─── MATERIAL SUPPLIED ───

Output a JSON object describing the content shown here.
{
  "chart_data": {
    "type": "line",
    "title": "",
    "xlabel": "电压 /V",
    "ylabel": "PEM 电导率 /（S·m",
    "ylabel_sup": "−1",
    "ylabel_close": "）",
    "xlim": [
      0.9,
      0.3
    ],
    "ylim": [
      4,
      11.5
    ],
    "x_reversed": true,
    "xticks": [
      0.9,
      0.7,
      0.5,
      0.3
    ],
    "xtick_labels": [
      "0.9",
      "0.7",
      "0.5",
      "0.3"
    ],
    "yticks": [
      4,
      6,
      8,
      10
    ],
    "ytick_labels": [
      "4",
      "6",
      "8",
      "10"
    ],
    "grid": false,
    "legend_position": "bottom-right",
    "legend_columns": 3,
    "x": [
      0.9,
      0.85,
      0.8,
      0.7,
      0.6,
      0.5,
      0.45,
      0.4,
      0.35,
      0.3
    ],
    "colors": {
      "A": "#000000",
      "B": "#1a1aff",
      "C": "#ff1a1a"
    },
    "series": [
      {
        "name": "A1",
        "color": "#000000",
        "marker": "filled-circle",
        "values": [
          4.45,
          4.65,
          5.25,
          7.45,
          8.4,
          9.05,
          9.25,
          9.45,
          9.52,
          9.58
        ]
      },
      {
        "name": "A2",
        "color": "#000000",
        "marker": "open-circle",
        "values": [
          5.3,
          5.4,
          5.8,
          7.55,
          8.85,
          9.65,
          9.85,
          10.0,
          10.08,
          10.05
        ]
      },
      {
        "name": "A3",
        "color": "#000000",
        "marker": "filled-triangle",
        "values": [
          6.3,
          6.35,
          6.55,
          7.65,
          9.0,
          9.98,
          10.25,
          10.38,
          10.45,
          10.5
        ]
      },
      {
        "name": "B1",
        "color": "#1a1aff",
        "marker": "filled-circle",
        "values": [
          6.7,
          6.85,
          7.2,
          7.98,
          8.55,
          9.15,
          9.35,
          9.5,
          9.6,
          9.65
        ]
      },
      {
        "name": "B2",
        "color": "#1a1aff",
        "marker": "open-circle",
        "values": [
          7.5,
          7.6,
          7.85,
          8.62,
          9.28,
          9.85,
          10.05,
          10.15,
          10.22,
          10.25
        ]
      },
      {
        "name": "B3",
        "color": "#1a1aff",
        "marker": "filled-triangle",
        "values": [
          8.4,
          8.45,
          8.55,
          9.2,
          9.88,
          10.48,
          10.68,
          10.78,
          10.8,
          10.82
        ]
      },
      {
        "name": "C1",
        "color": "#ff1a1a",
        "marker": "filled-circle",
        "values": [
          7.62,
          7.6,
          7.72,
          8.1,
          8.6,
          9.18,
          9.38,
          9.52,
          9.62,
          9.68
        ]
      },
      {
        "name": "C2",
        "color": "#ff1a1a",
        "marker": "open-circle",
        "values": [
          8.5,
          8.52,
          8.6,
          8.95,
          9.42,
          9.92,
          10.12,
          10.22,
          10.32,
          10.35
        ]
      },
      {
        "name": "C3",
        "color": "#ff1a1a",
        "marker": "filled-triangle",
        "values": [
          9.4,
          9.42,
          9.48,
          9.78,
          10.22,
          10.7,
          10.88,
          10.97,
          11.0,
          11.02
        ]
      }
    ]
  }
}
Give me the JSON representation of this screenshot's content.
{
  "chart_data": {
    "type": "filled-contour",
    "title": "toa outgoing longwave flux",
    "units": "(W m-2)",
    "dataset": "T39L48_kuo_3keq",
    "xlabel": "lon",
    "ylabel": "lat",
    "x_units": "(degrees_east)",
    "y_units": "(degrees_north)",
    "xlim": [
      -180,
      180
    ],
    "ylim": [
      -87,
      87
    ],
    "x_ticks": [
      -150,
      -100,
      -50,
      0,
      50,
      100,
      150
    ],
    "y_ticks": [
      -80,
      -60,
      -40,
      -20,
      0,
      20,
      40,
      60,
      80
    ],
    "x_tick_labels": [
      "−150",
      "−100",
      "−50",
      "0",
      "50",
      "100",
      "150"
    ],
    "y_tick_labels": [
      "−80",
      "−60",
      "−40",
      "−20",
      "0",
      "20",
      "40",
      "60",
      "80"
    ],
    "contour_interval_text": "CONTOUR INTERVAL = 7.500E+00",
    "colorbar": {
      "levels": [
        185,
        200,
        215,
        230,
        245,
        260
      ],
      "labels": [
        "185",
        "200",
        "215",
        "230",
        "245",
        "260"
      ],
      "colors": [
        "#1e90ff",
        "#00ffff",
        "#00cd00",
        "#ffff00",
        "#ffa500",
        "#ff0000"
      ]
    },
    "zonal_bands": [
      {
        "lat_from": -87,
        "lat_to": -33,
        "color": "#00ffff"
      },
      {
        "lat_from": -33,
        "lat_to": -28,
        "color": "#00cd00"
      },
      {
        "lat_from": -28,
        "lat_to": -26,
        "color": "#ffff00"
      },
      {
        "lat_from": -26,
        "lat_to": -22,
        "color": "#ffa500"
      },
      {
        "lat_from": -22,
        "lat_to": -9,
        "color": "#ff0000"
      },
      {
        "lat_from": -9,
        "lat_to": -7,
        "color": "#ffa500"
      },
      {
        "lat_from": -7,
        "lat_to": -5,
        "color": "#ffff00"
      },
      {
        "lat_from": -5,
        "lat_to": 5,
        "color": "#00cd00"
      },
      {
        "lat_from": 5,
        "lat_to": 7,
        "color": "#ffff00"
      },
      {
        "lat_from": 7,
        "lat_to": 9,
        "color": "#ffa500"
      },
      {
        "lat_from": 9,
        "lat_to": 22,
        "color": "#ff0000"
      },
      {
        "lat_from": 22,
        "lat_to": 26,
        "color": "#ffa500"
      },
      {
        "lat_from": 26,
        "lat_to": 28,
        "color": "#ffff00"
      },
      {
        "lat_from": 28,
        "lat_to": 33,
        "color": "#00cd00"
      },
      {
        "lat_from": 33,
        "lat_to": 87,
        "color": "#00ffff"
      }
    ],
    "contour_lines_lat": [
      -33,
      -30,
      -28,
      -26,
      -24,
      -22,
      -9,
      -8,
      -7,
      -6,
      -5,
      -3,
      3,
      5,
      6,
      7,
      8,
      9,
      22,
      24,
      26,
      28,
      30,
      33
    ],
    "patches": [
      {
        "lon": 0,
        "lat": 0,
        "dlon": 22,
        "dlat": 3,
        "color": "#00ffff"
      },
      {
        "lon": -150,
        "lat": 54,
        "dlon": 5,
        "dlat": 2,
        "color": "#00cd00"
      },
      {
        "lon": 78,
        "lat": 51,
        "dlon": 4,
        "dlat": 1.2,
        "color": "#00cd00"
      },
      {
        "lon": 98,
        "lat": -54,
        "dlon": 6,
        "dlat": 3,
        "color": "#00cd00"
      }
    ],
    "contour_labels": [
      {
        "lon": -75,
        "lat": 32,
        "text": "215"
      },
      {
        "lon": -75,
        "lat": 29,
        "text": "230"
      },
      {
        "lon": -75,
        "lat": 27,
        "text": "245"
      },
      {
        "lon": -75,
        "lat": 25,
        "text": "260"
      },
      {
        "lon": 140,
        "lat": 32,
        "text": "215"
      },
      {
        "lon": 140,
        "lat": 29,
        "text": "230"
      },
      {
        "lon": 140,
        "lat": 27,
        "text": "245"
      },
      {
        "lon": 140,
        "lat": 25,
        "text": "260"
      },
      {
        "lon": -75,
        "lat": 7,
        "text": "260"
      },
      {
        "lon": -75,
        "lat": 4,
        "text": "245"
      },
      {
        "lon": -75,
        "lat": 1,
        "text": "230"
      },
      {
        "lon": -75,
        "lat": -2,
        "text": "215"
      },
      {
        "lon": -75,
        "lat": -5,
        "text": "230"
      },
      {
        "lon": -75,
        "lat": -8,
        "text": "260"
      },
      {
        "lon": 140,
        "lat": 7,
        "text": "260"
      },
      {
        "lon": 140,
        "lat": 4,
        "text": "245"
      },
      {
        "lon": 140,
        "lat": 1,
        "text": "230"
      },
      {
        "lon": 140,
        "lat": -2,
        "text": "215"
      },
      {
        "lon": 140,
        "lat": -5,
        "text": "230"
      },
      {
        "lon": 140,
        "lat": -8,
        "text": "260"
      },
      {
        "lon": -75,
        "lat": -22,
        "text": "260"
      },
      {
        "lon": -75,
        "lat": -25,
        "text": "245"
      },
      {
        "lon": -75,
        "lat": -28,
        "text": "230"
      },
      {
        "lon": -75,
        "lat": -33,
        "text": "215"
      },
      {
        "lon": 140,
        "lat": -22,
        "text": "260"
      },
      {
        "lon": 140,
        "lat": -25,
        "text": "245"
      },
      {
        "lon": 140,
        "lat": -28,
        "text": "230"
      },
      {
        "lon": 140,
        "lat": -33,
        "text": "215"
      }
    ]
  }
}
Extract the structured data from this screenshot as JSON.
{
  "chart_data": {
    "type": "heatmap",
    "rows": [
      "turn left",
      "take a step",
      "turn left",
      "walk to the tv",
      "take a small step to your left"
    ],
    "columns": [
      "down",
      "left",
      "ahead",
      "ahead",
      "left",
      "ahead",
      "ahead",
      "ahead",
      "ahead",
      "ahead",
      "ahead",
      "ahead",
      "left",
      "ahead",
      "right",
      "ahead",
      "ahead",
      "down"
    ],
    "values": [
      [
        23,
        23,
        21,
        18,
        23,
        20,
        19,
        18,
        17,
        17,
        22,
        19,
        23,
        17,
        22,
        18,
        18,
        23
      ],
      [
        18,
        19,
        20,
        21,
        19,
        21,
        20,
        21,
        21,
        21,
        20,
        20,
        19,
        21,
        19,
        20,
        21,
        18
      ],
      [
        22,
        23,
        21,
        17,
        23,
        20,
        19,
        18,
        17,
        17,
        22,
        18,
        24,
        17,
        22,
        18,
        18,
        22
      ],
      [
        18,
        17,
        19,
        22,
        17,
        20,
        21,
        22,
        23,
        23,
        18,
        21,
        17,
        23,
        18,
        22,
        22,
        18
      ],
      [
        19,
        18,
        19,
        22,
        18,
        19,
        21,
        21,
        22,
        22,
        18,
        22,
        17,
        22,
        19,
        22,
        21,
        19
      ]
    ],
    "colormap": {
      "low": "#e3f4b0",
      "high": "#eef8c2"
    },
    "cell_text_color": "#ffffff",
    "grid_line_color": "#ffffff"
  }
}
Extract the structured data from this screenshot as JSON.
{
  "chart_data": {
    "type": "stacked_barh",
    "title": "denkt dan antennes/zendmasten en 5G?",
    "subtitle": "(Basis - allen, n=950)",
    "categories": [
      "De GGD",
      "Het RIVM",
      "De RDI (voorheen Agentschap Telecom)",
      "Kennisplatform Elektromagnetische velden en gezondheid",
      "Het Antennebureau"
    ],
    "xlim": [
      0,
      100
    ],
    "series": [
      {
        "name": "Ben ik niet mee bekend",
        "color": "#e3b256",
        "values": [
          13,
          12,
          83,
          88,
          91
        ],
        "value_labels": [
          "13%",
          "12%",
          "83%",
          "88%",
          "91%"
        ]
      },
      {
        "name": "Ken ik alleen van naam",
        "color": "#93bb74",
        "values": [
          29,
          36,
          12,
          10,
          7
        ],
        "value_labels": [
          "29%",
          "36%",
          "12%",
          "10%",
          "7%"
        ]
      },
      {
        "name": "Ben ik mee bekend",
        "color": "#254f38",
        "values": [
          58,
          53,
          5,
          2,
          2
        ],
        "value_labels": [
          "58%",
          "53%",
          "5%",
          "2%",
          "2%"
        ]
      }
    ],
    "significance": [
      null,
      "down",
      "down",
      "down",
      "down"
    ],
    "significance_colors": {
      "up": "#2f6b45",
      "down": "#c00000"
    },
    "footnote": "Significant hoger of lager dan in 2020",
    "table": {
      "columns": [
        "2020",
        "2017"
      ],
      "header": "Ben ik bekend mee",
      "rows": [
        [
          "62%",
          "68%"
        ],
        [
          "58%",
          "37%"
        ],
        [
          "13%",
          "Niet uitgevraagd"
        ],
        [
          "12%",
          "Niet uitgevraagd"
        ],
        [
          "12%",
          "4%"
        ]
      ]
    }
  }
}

───

WORK REQUIRED: Scan the material above. Copy each line that holds the word "step".

RESPONSE FOR THIS EXERCISE:
      "take a step",
      "take a small step to your left"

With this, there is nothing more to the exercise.